# OBJECTIVE
The records are to be restated in their entirety, word for word.

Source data
==============================

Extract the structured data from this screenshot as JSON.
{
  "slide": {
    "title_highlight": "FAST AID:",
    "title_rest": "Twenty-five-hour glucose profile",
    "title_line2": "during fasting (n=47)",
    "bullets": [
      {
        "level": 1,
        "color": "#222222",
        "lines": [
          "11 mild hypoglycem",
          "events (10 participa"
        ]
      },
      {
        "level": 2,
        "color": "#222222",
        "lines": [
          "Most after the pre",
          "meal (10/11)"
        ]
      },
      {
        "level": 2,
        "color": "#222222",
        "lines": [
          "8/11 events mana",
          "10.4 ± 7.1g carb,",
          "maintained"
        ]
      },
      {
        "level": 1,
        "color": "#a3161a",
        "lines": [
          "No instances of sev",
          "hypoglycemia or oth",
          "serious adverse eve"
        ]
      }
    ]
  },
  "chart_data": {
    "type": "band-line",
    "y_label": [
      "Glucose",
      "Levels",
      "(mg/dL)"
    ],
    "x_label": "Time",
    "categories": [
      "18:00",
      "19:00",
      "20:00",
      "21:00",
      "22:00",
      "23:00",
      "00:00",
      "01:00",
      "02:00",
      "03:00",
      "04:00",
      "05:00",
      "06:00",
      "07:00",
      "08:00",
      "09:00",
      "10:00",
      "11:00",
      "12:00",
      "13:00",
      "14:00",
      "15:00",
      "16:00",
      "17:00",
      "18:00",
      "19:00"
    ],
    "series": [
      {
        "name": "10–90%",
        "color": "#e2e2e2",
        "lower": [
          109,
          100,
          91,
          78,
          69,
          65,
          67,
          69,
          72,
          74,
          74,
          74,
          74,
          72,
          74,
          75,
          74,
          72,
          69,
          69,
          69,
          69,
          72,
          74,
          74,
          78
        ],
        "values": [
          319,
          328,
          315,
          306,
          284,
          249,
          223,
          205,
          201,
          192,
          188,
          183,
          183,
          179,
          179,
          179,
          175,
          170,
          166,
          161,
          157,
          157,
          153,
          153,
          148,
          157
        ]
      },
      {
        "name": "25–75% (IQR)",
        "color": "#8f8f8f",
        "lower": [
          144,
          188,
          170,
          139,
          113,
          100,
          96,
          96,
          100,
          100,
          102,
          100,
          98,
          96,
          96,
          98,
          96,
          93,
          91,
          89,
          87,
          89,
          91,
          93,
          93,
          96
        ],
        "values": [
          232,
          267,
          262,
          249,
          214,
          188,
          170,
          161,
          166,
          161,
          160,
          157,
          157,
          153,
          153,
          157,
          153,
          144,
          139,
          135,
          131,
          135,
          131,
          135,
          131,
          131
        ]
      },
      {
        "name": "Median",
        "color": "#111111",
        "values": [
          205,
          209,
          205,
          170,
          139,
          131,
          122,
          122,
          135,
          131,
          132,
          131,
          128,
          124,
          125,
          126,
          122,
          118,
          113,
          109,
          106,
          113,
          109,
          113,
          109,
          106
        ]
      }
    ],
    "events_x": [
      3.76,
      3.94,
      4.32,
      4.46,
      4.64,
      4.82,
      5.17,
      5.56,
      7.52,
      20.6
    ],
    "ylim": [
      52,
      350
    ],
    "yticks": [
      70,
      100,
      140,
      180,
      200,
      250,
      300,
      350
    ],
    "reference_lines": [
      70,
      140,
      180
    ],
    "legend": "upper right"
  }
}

==============================

# RESPONSE FOR THIS EXERCISE
Extract the structured data from this screenshot as JSON.
{
  "slide": {
    "title_highlight": "FAST AID:",
    "title_rest": "Twenty-five-hour glucose profile",
    "title_line2": "during fasting (n=47)",
    "bullets": [
      {
        "level": 1,
        "color": "#222222",
        "lines": [
          "11 mild hypoglycem",
          "events (10 participa"
        ]
      },
      {
        "level": 2,
        "color": "#222222",
        "lines": [
          "Most after the pre",
          "meal (10/11)"
        ]
      },
      {
        "level": 2,
        "color": "#222222",
        "lines": [
          "8/11 events mana",
          "10.4 ± 7.1g carb,",
          "maintained"
        ]
      },
      {
        "level": 1,
        "color": "#a3161a",
        "lines": [
          "No instances of sev",
          "hypoglycemia or oth",
          "serious adverse eve"
        ]
      }
    ]
  },
  "chart_data": {
    "type": "band-line",
    "y_label": [
      "Glucose",
      "Levels",
      "(mg/dL)"
    ],
    "x_label": "Time",
    "categories": [
      "18:00",
      "19:00",
      "20:00",
      "21:00",
      "22:00",
      "23:00",
      "00:00",
      "01:00",
      "02:00",
      "03:00",
      "04:00",
      "05:00",
      "06:00",
      "07:00",
      "08:00",
      "09:00",
      "10:00",
      "11:00",
      "12:00",
      "13:00",
      "14:00",
      "15:00",
      "16:00",
      "17:00",
      "18:00",
      "19:00"
    ],
    "series": [
      {
        "name": "10–90%",
        "color": "#e2e2e2",
        "lower": [
          109,
          100,
          91,
          78,
          69,
          65,
          67,
          69,
          72,
          74,
          74,
          74,
          74,
          72,
          74,
          75,
          74,
          72,
          69,
          69,
          69,
          69,
          72,
          74,
          74,
          78
        ],
        "values": [
          319,
          328,
          315,
          306,
          284,
          249,
          223,
          205,
          201,
          192,
          188,
          183,
          183,
          179,
          179,
          179,
          175,
          170,
          166,
          161,
          157,
          157,
          153,
          153,
          148,
          157
        ]
      },
      {
        "name": "25–75% (IQR)",
        "color": "#8f8f8f",
        "lower": [
          144,
          188,
          170,
          139,
          113,
          100,
          96,
          96,
          100,
          100,
          102,
          100,
          98,
          96,
          96,
          98,
          96,
          93,
          91,
          89,
          87,
          89,
          91,
          93,
          93,
          96
        ],
        "values": [
          232,
          267,
          262,
          249,
          214,
          188,
          170,
          161,
          166,
          161,
          160,
          157,
          157,
          153,
          153,
          157,
          153,
          144,
          139,
          135,
          131,
          135,
          131,
          135,
          131,
          131
        ]
      },
      {
        "name": "Median",
        "color": "#111111",
        "values": [
          205,
          209,
          205,
          170,
          139,
          131,
          122,
          122,
          135,
          131,
          132,
          131,
          128,
          124,
          125,
          126,
          122,
          118,
          113,
          109,
          106,
          113,
          109,
          113,
          109,
          106
        ]
      }
    ],
    "events_x": [
      3.76,
      3.94,
      4.32,
      4.46,
      4.64,
      4.82,
      5.17,
      5.56,
      7.52,
      20.6
    ],
    "ylim": [
      52,
      350
    ],
    "yticks": [
      70,
      100,
      140,
      180,
      200,
      250,
      300,
      350
    ],
    "reference_lines": [
      70,
      140,
      180
    ],
    "legend": "upper right"
  }
}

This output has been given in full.